**WORK TO DO**
Return each line containing the string "local".

**MATERIAL PROVIDED**

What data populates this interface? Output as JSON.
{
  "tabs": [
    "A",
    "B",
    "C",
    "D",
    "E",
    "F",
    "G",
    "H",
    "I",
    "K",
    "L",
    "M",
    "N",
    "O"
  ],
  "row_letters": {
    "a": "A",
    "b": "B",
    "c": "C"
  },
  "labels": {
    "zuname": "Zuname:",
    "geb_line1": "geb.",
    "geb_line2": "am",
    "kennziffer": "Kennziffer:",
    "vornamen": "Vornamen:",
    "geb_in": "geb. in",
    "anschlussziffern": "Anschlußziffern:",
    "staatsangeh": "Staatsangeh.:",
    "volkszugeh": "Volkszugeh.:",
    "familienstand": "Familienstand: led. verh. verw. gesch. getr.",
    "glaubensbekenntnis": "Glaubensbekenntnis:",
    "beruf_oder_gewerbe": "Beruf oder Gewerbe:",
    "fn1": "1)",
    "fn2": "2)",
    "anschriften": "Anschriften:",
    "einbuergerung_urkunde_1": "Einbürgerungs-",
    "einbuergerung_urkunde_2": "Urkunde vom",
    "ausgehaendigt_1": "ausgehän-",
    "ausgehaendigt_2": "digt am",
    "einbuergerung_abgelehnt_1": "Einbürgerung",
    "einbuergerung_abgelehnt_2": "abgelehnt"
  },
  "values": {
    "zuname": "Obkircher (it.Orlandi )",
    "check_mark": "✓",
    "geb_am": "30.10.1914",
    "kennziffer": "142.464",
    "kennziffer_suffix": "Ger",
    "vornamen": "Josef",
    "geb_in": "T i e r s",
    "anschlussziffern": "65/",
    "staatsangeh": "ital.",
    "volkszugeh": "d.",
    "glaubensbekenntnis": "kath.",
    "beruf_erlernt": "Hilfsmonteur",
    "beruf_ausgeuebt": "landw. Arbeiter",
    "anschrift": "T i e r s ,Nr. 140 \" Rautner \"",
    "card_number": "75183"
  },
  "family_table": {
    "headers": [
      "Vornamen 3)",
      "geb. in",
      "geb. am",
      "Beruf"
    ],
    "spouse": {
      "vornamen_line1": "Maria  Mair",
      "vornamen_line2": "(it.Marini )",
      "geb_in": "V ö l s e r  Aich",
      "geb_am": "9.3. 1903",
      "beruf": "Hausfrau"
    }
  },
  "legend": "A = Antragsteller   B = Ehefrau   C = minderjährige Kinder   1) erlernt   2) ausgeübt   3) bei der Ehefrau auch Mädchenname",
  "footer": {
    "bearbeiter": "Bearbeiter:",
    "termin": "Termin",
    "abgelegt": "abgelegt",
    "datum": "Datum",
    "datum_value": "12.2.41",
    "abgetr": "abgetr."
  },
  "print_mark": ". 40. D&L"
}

--

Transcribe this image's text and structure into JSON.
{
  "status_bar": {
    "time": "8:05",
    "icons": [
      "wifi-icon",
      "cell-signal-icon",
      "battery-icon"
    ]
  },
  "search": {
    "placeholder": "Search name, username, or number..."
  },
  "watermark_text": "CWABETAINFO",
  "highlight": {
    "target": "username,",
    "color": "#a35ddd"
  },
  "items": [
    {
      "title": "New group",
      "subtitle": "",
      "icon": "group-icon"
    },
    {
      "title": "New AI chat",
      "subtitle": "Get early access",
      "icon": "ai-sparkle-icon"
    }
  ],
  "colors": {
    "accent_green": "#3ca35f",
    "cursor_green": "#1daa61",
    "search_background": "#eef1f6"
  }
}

---

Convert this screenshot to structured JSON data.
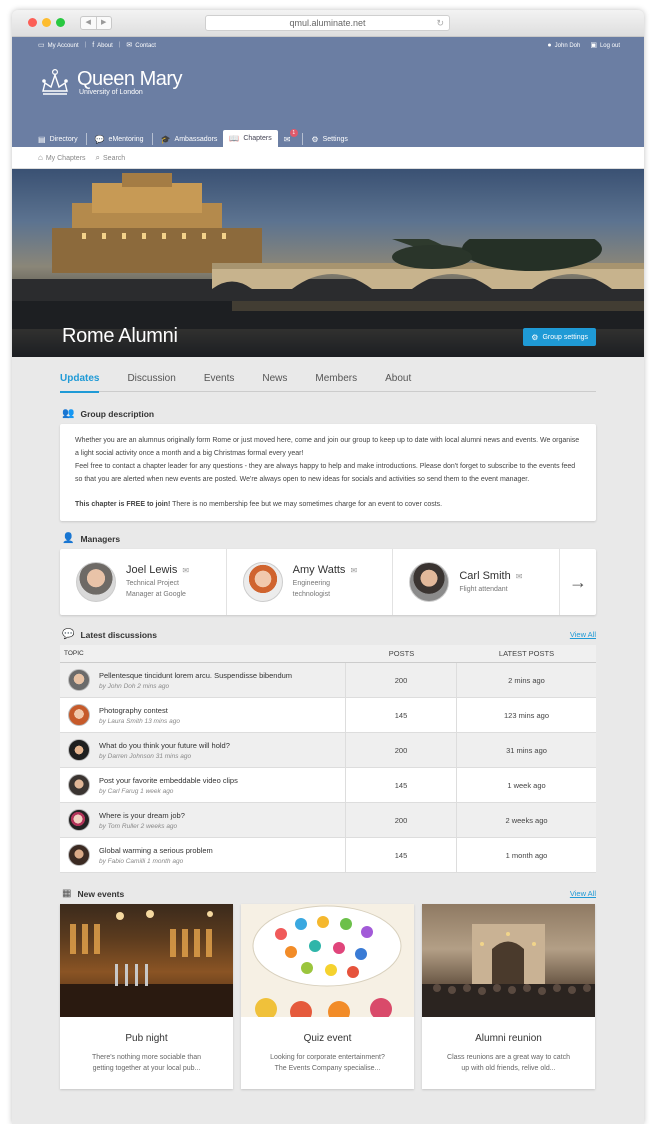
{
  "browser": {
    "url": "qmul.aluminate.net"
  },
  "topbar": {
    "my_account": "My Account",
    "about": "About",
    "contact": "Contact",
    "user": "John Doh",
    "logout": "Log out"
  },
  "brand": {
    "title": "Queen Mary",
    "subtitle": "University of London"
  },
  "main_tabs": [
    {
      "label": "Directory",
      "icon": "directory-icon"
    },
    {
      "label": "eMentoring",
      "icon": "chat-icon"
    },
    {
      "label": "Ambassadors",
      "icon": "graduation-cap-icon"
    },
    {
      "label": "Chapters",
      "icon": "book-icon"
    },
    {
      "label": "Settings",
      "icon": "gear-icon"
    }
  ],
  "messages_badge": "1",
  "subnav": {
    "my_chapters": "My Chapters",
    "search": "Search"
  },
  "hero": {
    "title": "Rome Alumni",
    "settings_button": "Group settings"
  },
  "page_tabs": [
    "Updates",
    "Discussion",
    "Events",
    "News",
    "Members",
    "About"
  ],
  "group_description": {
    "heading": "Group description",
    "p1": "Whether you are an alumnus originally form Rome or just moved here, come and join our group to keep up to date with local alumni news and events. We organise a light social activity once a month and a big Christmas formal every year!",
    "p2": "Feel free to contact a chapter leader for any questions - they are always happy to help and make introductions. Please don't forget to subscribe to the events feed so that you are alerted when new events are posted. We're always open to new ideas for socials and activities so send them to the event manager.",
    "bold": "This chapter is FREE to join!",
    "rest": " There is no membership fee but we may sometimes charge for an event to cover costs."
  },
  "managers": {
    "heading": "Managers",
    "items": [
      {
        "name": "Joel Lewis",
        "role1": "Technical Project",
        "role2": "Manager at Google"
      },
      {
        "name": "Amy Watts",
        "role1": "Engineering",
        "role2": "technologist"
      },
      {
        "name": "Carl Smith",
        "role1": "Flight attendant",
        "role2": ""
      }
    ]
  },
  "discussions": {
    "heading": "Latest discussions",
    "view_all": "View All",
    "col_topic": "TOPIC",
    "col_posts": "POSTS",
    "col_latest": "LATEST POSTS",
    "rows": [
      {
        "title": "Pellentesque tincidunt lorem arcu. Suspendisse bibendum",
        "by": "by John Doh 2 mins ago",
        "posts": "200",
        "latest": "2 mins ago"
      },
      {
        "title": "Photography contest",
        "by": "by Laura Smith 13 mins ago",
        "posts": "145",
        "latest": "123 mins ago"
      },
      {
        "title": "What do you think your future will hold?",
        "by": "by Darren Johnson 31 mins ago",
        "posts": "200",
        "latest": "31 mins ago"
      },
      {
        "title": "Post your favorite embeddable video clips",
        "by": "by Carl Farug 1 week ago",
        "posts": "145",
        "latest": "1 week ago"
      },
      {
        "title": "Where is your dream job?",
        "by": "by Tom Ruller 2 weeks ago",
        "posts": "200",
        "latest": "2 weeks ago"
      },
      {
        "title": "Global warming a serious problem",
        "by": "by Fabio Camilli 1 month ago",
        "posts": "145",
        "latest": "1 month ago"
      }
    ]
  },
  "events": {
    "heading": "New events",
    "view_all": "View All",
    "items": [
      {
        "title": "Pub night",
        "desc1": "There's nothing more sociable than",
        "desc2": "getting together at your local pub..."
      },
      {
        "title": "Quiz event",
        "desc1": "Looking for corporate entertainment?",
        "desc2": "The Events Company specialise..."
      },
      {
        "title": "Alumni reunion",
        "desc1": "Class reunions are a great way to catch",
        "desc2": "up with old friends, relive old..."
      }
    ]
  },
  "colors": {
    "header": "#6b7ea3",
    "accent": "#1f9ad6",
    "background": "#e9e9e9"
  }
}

**RESULT**
    "p1": "Whether you are an alumnus originally form Rome or just moved here, come and join our group to keep up to date with local alumni news and events. We organise a light social activity once a month and a big Christmas formal every year!",
        "desc2": "getting together at your local pub..."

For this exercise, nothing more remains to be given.